─── LISTING ───

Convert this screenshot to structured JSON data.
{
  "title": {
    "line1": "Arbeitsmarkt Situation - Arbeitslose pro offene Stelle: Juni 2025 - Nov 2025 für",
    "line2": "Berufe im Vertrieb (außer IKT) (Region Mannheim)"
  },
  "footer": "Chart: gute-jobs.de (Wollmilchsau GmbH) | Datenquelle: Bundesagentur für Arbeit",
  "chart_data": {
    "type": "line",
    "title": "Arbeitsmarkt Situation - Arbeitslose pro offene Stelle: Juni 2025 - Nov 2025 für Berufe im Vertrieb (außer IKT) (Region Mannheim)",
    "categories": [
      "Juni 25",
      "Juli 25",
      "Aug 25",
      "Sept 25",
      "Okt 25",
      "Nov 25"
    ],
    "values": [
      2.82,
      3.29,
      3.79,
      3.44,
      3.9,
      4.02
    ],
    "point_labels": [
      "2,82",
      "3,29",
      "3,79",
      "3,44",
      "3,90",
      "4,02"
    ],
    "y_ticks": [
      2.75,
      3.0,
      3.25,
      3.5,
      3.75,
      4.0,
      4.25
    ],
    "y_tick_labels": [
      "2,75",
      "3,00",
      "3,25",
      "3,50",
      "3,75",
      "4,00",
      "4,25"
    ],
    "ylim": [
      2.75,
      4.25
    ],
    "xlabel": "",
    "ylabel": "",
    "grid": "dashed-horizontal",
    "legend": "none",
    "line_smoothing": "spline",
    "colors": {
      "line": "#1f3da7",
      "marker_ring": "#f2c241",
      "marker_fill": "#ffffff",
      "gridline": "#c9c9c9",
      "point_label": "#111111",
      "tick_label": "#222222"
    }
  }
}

───
─── LISTING ───

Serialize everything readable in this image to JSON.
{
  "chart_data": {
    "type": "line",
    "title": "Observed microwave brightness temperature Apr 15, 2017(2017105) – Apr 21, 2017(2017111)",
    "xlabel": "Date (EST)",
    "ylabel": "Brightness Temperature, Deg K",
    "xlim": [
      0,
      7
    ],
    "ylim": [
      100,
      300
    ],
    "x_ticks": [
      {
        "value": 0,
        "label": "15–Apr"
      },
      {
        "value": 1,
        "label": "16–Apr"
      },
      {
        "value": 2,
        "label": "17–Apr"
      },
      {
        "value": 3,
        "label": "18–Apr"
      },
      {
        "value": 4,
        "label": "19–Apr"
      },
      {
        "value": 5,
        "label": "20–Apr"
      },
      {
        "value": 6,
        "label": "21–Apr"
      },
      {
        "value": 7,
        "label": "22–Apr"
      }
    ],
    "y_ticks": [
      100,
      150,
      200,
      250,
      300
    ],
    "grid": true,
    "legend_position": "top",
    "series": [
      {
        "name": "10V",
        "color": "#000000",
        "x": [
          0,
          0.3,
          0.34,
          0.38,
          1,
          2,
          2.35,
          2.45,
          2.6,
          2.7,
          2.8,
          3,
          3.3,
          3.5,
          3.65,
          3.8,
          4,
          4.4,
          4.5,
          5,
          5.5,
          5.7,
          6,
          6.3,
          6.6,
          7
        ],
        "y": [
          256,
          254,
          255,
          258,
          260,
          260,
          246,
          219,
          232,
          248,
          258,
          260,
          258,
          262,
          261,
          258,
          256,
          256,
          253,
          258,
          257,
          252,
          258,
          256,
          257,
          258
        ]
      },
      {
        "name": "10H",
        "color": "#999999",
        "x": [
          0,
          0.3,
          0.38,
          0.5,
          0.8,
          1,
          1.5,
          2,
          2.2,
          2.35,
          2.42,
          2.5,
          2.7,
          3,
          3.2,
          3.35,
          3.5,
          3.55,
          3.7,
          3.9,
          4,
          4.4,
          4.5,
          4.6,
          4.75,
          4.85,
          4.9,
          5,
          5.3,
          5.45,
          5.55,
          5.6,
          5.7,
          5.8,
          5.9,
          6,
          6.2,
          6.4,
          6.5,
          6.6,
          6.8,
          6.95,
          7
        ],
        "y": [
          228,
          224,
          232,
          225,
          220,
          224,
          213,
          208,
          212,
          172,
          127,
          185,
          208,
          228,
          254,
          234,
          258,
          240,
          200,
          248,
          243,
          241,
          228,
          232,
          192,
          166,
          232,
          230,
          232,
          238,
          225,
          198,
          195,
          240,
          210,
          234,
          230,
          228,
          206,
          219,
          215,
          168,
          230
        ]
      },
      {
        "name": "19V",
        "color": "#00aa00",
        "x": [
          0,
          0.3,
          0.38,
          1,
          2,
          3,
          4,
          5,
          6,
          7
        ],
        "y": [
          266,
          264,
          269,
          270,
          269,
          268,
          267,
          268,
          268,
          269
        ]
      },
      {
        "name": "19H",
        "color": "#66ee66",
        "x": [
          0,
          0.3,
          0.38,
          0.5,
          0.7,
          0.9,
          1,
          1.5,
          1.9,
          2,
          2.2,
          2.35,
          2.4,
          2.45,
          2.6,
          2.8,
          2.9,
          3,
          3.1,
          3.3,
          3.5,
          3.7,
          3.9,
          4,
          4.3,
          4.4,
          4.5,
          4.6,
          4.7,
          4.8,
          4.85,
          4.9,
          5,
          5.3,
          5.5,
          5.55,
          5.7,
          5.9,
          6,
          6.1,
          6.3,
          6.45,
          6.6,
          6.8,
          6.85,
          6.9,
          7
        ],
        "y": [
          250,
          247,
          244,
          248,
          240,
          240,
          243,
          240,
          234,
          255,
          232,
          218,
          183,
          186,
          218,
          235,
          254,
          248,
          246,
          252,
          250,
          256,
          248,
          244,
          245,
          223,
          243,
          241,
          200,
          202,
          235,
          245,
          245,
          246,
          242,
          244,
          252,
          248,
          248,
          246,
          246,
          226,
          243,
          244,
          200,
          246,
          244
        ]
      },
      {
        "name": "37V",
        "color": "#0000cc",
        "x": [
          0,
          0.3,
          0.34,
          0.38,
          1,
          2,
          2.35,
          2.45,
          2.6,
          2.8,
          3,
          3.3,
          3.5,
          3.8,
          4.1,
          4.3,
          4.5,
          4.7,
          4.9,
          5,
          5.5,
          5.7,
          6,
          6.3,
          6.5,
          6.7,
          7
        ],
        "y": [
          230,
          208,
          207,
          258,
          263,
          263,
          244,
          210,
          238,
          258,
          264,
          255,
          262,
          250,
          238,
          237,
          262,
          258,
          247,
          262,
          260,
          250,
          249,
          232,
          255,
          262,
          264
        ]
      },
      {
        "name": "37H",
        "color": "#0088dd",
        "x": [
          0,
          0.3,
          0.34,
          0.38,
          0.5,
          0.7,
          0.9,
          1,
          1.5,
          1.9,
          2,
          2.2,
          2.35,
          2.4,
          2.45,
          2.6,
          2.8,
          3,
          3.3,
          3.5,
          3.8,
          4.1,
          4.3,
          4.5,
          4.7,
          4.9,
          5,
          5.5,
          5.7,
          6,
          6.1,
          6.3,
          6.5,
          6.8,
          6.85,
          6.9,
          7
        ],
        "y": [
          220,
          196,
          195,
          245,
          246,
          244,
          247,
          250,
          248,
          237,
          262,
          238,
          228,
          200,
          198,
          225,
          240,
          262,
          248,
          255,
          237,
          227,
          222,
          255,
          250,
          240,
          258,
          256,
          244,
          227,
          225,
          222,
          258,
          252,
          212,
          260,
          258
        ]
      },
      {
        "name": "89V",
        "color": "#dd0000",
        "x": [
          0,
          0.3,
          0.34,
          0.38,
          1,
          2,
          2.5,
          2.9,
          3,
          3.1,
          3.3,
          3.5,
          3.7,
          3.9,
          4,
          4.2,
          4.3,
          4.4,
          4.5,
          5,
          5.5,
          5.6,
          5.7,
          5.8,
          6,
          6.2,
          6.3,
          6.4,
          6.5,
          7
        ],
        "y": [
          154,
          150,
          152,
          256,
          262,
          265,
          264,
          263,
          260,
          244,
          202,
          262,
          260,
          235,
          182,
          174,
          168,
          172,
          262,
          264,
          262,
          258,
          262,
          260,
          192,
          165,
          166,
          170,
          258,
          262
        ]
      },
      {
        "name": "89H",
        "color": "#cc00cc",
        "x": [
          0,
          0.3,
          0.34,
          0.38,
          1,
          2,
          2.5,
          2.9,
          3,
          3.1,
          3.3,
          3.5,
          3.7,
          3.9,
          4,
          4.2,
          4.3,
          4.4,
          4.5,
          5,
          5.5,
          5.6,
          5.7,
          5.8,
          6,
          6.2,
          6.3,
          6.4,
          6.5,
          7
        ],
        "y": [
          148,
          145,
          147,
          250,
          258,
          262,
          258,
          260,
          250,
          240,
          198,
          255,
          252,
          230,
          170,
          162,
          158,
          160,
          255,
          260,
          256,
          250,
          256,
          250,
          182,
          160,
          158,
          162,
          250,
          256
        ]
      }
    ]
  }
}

───
─── LISTING ───

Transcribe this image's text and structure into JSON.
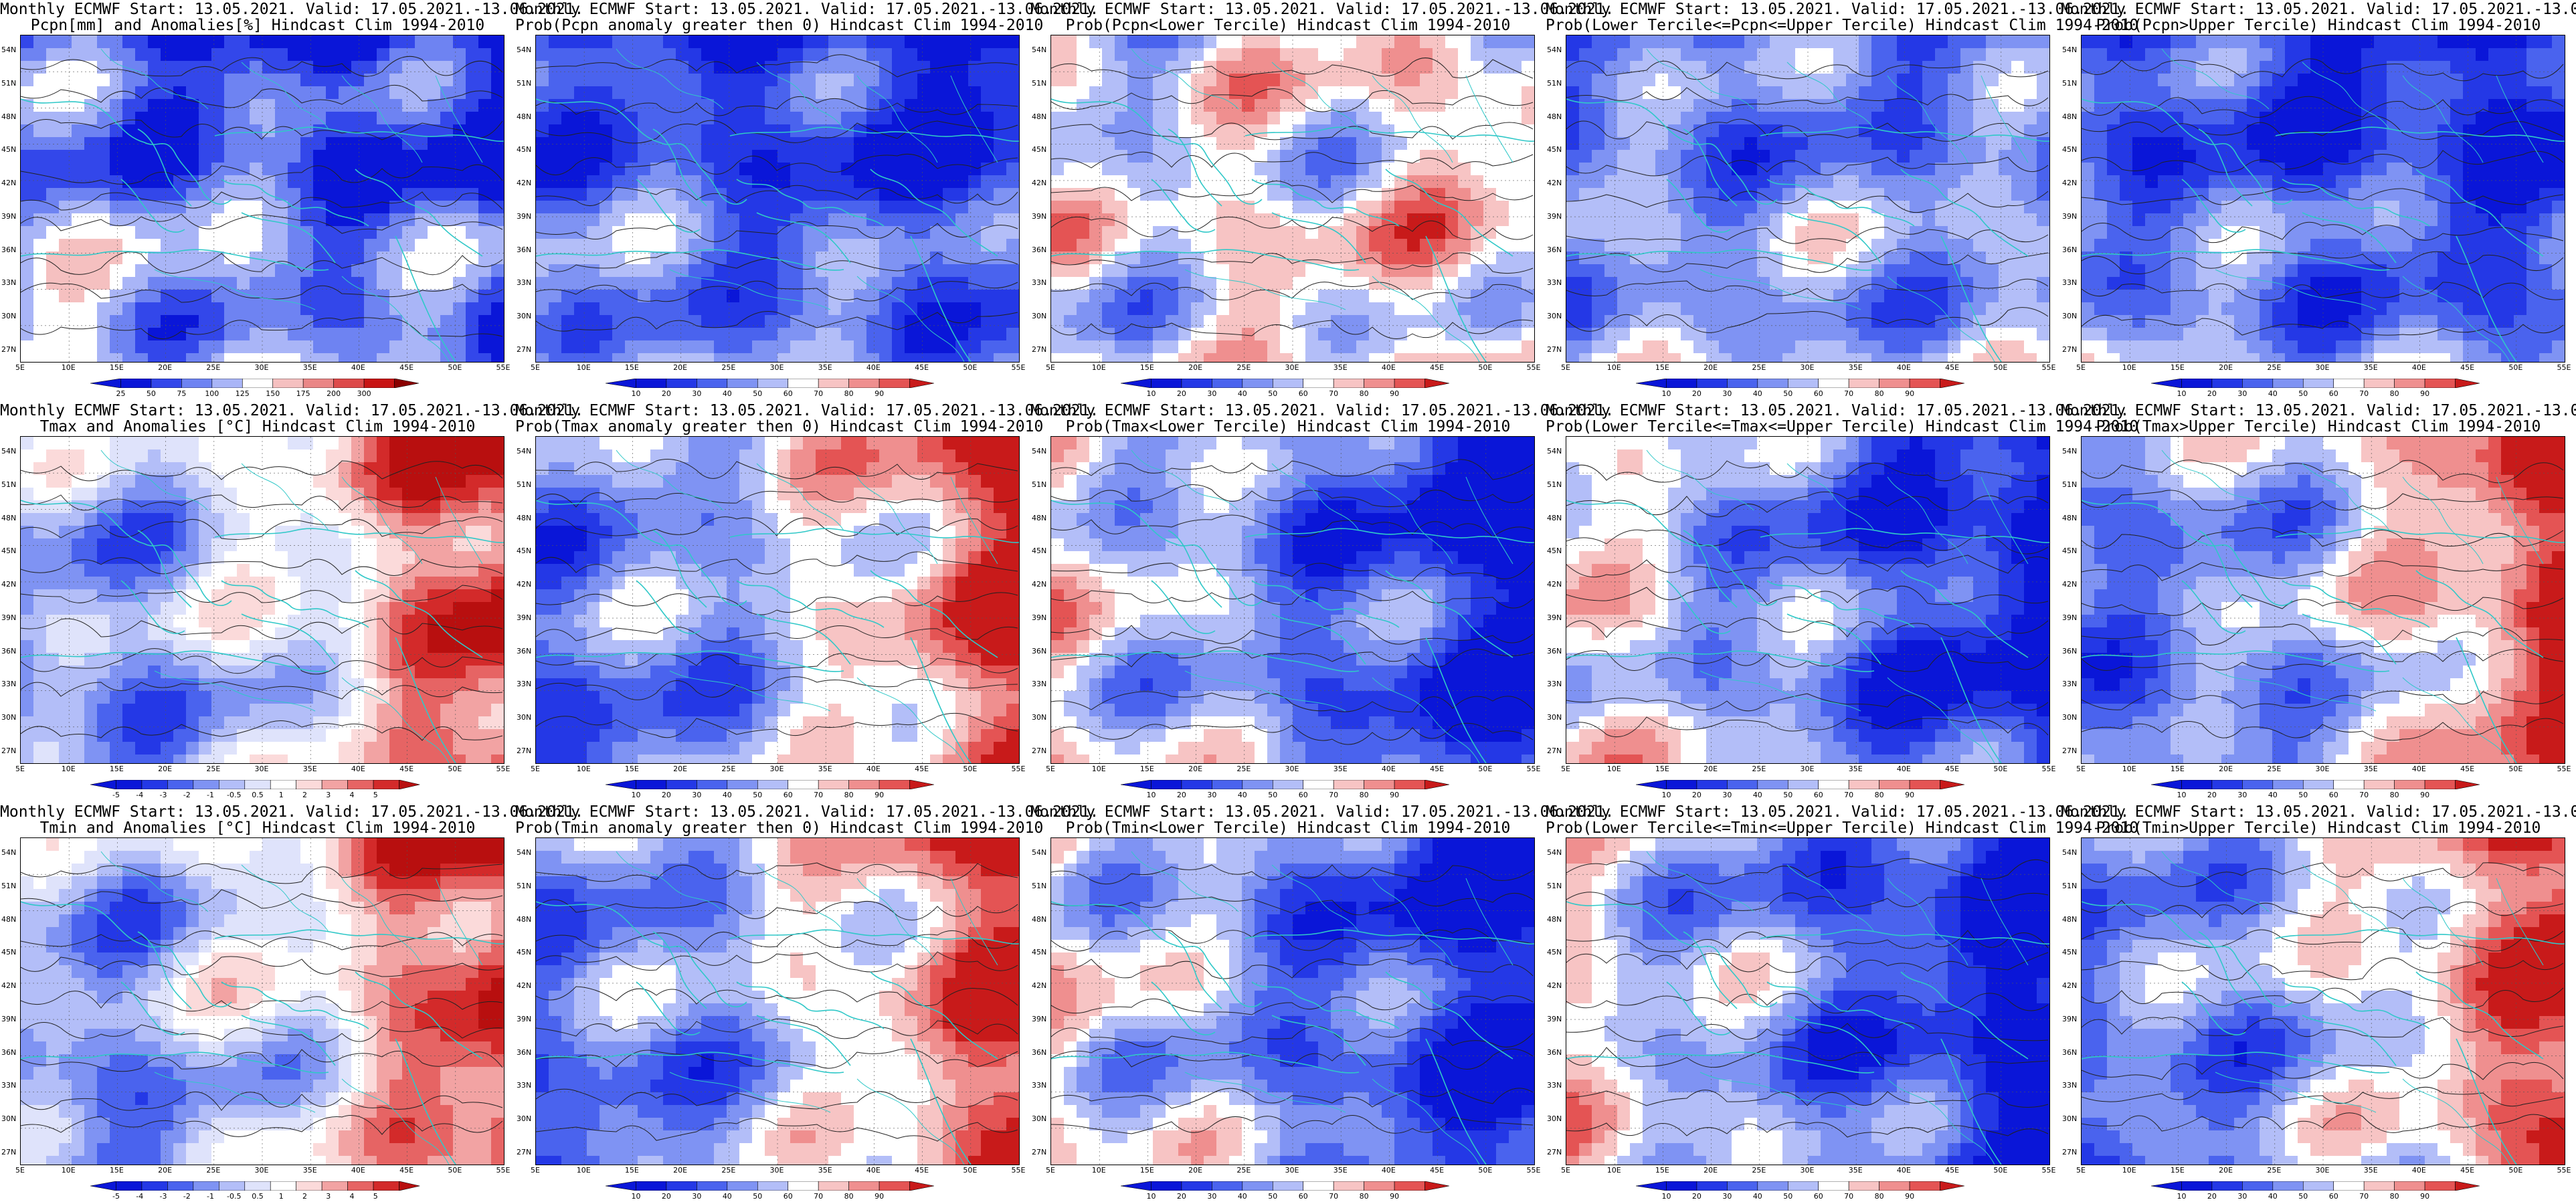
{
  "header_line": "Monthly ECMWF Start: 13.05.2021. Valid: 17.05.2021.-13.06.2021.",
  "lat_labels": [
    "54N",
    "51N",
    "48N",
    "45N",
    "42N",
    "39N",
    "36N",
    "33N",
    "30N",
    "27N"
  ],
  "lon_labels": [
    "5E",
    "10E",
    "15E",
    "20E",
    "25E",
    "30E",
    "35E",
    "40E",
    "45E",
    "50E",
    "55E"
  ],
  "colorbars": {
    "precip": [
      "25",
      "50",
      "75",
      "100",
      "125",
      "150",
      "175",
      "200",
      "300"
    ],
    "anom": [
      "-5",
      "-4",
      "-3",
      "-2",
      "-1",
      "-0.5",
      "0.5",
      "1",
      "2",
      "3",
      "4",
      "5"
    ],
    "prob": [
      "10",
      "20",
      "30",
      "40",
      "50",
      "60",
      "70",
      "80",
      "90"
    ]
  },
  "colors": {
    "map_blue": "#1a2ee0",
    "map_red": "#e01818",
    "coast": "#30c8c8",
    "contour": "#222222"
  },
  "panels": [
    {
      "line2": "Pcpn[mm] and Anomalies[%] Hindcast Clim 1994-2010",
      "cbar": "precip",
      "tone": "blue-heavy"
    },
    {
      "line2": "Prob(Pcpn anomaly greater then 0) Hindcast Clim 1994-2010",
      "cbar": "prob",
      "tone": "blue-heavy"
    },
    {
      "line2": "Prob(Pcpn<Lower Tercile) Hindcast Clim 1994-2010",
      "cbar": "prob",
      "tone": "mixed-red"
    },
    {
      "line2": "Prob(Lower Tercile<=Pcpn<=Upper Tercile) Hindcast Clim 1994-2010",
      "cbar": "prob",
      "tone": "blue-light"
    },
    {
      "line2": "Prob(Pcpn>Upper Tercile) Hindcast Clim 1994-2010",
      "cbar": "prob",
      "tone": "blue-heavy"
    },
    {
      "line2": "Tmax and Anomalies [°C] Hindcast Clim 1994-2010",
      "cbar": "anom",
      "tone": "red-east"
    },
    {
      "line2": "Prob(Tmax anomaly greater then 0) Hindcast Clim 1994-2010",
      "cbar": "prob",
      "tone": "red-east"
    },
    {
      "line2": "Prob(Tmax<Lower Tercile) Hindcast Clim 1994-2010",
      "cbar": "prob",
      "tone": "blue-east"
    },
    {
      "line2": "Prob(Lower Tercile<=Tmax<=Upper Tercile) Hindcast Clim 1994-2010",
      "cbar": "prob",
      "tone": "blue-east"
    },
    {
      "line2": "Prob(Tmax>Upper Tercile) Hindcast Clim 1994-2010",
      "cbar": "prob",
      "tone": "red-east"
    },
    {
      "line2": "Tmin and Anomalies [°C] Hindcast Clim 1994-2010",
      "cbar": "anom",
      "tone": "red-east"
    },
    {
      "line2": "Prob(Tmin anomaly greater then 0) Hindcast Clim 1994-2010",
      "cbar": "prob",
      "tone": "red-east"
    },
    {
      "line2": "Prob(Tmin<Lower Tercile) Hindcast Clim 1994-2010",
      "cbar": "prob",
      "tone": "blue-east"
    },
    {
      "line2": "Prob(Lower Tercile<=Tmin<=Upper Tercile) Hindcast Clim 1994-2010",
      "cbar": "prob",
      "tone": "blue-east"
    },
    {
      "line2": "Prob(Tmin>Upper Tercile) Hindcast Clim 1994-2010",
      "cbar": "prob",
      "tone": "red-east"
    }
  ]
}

───

EXERCISE GOAL: For this exercise, gather every line of the data that contains the word "name".

TASK RESPONSE:
        "name": "10V",
        "name": "10H",
        "name": "19V",
        "name": "19H",
        "name": "37V",
        "name": "37H",
        "name": "89V",
        "name": "89H",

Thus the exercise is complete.